● TASK TO COMPLETE:
Can you extract the lines from the very first one through the line containing "position-group: Breakpoint for", reproducing each without any change?
==========
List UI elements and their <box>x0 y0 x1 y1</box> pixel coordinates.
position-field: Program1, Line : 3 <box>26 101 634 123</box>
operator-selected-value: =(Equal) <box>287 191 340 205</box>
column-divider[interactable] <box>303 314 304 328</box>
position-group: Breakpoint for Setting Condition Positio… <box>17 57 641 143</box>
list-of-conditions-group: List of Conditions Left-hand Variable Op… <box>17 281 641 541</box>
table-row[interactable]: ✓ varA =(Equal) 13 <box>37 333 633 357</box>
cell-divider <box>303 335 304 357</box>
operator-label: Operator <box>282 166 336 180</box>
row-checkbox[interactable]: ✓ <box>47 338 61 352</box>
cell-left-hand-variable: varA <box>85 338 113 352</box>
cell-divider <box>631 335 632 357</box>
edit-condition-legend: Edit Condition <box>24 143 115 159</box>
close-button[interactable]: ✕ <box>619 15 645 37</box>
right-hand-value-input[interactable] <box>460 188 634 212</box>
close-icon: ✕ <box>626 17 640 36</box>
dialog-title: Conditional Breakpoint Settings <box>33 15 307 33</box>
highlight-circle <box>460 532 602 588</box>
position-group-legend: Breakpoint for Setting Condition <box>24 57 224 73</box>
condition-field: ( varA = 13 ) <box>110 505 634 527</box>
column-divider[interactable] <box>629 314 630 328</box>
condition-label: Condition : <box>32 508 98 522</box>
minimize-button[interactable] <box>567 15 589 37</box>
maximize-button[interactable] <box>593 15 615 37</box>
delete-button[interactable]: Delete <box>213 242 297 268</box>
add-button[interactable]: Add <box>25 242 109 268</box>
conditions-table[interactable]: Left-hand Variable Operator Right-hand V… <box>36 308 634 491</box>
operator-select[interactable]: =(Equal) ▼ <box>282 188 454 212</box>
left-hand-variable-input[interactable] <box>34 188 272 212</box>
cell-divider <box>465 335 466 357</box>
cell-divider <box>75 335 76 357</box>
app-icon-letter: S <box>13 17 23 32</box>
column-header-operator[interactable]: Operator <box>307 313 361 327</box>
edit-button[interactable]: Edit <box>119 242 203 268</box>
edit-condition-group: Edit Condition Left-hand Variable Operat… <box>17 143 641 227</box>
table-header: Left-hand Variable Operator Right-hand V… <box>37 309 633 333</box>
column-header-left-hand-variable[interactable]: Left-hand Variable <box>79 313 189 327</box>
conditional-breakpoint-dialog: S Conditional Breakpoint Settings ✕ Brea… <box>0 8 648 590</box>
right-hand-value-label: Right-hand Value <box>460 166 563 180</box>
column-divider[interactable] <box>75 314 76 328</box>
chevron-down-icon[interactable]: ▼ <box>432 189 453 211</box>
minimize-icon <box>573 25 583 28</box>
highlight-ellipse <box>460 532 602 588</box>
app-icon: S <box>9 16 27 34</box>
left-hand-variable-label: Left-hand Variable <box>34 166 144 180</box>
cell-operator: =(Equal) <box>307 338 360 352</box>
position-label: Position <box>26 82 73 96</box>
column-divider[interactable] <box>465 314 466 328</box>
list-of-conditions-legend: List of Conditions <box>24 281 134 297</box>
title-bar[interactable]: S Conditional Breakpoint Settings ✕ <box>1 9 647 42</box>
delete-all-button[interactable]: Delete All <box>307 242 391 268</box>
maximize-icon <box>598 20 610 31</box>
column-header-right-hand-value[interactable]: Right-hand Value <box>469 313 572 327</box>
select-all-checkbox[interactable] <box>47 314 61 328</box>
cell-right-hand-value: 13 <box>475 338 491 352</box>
==========
● ANSWER TO THIS EXERCISE:
List UI elements and their <box>x0 y0 x1 y1</box> pixel coordinates.
position-field: Program1, Line : 3 <box>26 101 634 123</box>
operator-selected-value: =(Equal) <box>287 191 340 205</box>
column-divider[interactable] <box>303 314 304 328</box>
position-group: Breakpoint for Setting Condition Positio… <box>17 57 641 143</box>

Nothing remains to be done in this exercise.